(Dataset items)

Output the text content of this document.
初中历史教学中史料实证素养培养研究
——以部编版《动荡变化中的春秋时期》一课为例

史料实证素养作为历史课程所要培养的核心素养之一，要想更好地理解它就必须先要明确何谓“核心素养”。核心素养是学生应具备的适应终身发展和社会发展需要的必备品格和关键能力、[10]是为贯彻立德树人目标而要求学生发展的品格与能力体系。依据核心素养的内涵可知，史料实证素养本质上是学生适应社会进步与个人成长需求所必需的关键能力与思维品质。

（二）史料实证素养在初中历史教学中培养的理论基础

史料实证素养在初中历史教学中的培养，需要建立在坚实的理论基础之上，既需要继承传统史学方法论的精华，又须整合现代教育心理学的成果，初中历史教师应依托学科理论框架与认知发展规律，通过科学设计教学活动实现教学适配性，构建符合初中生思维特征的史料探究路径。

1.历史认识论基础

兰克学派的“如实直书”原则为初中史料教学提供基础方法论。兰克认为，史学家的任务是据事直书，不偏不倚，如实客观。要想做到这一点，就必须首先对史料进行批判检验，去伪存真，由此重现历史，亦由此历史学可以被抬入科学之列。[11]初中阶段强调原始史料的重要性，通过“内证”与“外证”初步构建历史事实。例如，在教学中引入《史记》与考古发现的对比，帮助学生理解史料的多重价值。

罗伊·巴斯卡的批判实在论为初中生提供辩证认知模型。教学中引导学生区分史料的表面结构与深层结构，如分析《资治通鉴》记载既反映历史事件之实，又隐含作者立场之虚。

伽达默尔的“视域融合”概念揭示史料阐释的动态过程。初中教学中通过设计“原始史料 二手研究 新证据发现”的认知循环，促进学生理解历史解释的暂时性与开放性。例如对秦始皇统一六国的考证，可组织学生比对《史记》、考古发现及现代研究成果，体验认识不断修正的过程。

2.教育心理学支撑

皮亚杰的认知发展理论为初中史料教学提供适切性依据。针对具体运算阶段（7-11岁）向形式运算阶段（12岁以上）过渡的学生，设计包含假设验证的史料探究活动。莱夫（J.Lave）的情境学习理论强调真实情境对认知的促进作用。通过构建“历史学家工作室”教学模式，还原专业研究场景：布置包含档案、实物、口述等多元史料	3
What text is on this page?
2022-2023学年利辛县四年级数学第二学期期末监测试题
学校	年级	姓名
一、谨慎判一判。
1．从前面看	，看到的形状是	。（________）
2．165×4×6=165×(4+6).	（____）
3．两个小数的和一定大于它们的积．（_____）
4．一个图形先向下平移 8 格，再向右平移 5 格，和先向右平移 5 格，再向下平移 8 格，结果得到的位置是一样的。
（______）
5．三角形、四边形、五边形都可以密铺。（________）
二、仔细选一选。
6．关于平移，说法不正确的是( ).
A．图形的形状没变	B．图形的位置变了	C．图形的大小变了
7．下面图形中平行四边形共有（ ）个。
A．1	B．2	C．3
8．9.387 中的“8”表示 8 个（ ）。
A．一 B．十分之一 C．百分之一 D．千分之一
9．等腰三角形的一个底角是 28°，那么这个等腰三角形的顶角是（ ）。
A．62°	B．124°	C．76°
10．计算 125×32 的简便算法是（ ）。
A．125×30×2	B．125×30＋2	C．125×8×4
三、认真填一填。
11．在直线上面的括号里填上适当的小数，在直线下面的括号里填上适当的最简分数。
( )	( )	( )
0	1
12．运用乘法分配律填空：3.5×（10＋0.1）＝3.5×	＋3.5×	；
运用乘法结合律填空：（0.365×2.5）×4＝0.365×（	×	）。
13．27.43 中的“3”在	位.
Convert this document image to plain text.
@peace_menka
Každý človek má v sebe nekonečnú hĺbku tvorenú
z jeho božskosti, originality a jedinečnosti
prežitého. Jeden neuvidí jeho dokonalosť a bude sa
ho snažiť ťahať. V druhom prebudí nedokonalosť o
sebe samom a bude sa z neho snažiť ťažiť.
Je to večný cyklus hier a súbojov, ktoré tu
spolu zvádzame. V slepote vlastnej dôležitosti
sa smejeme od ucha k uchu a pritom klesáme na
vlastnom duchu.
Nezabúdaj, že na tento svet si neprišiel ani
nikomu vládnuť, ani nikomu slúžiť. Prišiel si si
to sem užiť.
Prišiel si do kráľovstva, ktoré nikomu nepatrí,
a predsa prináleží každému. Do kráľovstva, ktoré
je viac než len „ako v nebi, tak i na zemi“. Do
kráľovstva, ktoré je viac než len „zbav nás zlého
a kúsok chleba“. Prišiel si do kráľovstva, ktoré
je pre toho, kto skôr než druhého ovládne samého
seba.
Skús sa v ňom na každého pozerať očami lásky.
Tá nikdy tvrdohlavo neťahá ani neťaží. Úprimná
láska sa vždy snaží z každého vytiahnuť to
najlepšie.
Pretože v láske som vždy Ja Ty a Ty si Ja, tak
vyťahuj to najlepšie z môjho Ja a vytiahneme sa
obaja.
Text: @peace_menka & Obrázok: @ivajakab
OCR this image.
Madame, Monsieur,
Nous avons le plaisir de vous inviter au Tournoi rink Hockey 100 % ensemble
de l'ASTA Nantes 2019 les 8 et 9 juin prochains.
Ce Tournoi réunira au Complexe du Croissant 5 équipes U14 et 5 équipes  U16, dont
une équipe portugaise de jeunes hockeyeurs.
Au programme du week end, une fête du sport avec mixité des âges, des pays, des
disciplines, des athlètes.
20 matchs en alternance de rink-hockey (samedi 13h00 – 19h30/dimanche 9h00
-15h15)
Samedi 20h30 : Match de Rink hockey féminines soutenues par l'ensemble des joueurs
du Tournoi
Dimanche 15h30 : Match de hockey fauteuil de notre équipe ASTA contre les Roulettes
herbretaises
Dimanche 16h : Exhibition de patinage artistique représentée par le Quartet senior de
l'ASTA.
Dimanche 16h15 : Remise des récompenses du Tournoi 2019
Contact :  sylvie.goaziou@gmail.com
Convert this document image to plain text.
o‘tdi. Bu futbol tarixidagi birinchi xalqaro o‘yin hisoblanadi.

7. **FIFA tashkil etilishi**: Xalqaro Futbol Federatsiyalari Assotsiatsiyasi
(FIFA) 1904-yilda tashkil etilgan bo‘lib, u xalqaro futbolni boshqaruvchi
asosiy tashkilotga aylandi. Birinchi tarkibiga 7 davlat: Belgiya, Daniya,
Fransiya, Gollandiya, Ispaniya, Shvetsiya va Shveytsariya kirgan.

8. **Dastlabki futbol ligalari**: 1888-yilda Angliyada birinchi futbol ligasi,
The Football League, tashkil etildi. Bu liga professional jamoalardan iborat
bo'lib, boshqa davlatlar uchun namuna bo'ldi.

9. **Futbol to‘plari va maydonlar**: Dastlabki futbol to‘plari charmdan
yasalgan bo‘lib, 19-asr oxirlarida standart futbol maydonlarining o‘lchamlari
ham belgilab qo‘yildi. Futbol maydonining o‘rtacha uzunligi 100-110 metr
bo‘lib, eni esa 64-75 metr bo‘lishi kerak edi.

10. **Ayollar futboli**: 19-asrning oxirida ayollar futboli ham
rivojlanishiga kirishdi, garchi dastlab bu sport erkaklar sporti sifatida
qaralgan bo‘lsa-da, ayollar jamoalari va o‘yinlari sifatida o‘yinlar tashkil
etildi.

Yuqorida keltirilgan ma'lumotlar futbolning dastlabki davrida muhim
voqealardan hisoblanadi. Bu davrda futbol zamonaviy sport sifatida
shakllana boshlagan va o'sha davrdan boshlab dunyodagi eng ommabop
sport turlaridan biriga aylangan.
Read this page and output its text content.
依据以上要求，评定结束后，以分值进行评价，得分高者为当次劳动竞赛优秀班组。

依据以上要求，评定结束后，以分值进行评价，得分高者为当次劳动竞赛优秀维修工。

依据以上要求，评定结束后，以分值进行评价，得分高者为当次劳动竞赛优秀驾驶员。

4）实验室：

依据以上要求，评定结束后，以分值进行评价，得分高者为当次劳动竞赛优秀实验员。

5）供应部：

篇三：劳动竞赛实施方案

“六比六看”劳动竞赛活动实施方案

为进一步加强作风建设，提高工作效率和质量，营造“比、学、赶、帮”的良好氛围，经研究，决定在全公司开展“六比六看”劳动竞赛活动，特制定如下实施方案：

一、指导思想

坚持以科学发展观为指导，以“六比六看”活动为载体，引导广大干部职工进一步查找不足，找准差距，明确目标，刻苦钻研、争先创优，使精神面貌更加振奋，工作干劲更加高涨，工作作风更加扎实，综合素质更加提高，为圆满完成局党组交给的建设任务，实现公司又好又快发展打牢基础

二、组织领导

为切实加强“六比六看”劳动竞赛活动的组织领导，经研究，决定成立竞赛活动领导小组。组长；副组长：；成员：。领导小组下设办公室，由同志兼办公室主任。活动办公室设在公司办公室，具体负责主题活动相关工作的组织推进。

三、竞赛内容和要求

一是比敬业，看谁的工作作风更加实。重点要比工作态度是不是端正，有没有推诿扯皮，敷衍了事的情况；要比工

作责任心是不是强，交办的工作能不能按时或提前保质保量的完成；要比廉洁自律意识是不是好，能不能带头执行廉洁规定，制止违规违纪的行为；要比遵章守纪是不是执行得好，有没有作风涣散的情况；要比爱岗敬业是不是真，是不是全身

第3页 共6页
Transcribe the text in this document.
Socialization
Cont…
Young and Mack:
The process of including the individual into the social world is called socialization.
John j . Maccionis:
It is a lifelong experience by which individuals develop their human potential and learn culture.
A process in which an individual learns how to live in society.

- [Goal]:
State only how many lines in the material include "this".

- [Answer for the task]:
7